Requirements: Below is a block of records; reproduce all of them exactly and leave out any pictures.

Dataset entries:

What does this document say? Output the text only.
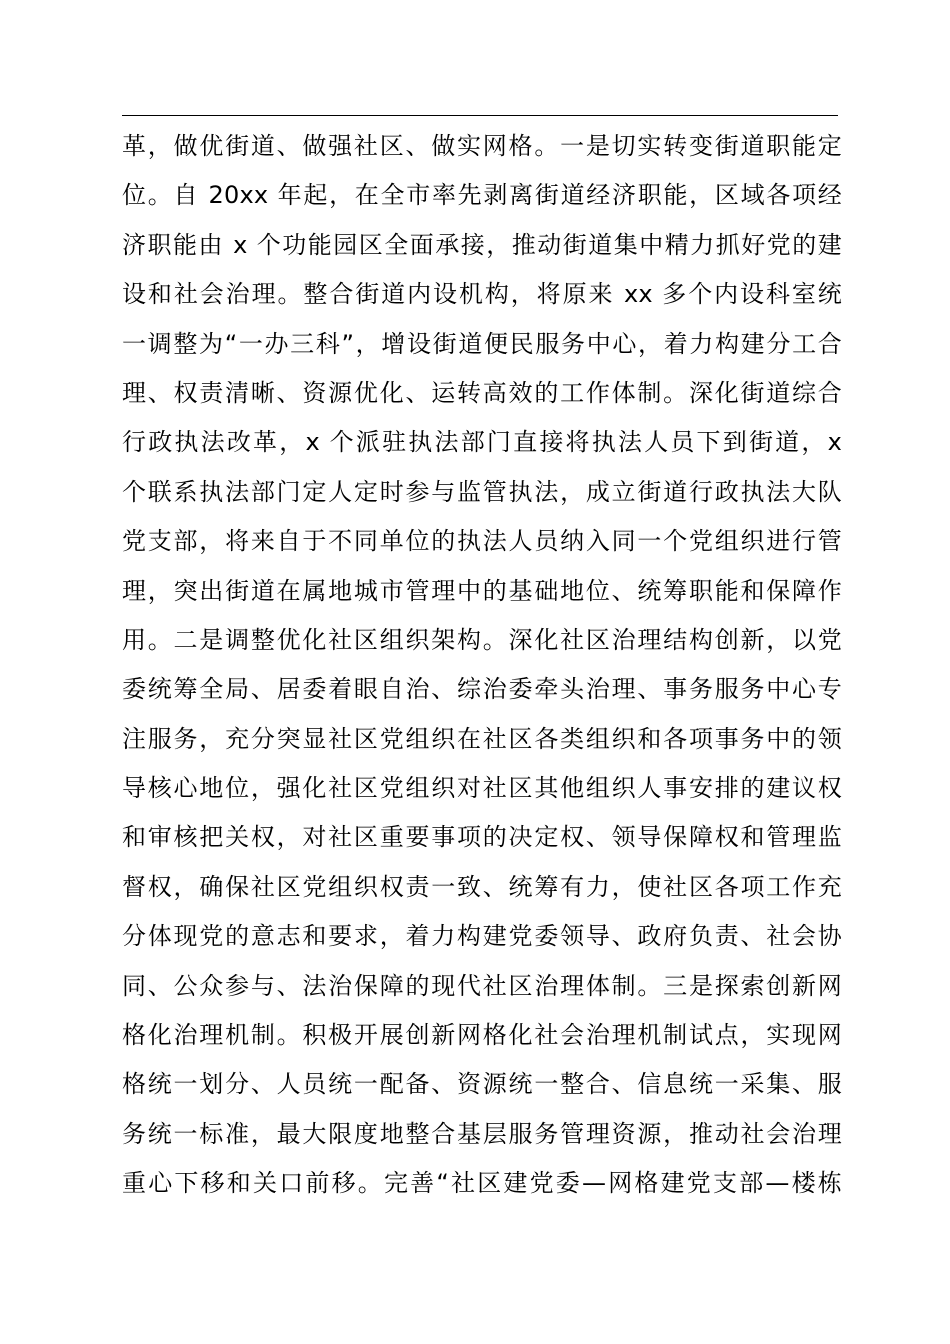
革，做优街道、做强社区、做实网格。一是切实转变街道职能定
位。自 20xx 年起，在全市率先剥离街道经济职能，区域各项经
济职能由 x 个功能园区全面承接，推动街道集中精力抓好党的建
设和社会治理。整合街道内设机构，将原来 xx 多个内设科室统
一调整为“一办三科”，增设街道便民服务中心，着力构建分工合
理、权责清晰、资源优化、运转高效的工作体制。深化街道综合
行政执法改革，x 个派驻执法部门直接将执法人员下到街道，x
个联系执法部门定人定时参与监管执法，成立街道行政执法大队
党支部，将来自于不同单位的执法人员纳入同一个党组织进行管
理，突出街道在属地城市管理中的基础地位、统筹职能和保障作
用。二是调整优化社区组织架构。深化社区治理结构创新，以党
委统筹全局、居委着眼自治、综治委牵头治理、事务服务中心专
注服务，充分突显社区党组织在社区各类组织和各项事务中的领
导核心地位，强化社区党组织对社区其他组织人事安排的建议权
和审核把关权，对社区重要事项的决定权、领导保障权和管理监
督权，确保社区党组织权责一致、统筹有力，使社区各项工作充
分体现党的意志和要求，着力构建党委领导、政府负责、社会协
同、公众参与、法治保障的现代社区治理体制。三是探索创新网
格化治理机制。积极开展创新网格化社会治理机制试点，实现网
格统一划分、人员统一配备、资源统一整合、信息统一采集、服
务统一标准，最大限度地整合基层服务管理资源，推动社会治理
重心下移和关口前移。完善“社区建党委—网格建党支部—楼栋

Expected output:
What does this document say? Output the text only.
革，做优街道、做强社区、做实网格。一是切实转变街道职能定
位。自 20xx 年起，在全市率先剥离街道经济职能，区域各项经
济职能由 x 个功能园区全面承接，推动街道集中精力抓好党的建
设和社会治理。整合街道内设机构，将原来 xx 多个内设科室统
一调整为“一办三科”，增设街道便民服务中心，着力构建分工合
理、权责清晰、资源优化、运转高效的工作体制。深化街道综合
行政执法改革，x 个派驻执法部门直接将执法人员下到街道，x
个联系执法部门定人定时参与监管执法，成立街道行政执法大队
党支部，将来自于不同单位的执法人员纳入同一个党组织进行管
理，突出街道在属地城市管理中的基础地位、统筹职能和保障作
用。二是调整优化社区组织架构。深化社区治理结构创新，以党
委统筹全局、居委着眼自治、综治委牵头治理、事务服务中心专
注服务，充分突显社区党组织在社区各类组织和各项事务中的领
导核心地位，强化社区党组织对社区其他组织人事安排的建议权
和审核把关权，对社区重要事项的决定权、领导保障权和管理监
督权，确保社区党组织权责一致、统筹有力，使社区各项工作充
分体现党的意志和要求，着力构建党委领导、政府负责、社会协
同、公众参与、法治保障的现代社区治理体制。三是探索创新网
格化治理机制。积极开展创新网格化社会治理机制试点，实现网
格统一划分、人员统一配备、资源统一整合、信息统一采集、服
务统一标准，最大限度地整合基层服务管理资源，推动社会治理
重心下移和关口前移。完善“社区建党委—网格建党支部—楼栋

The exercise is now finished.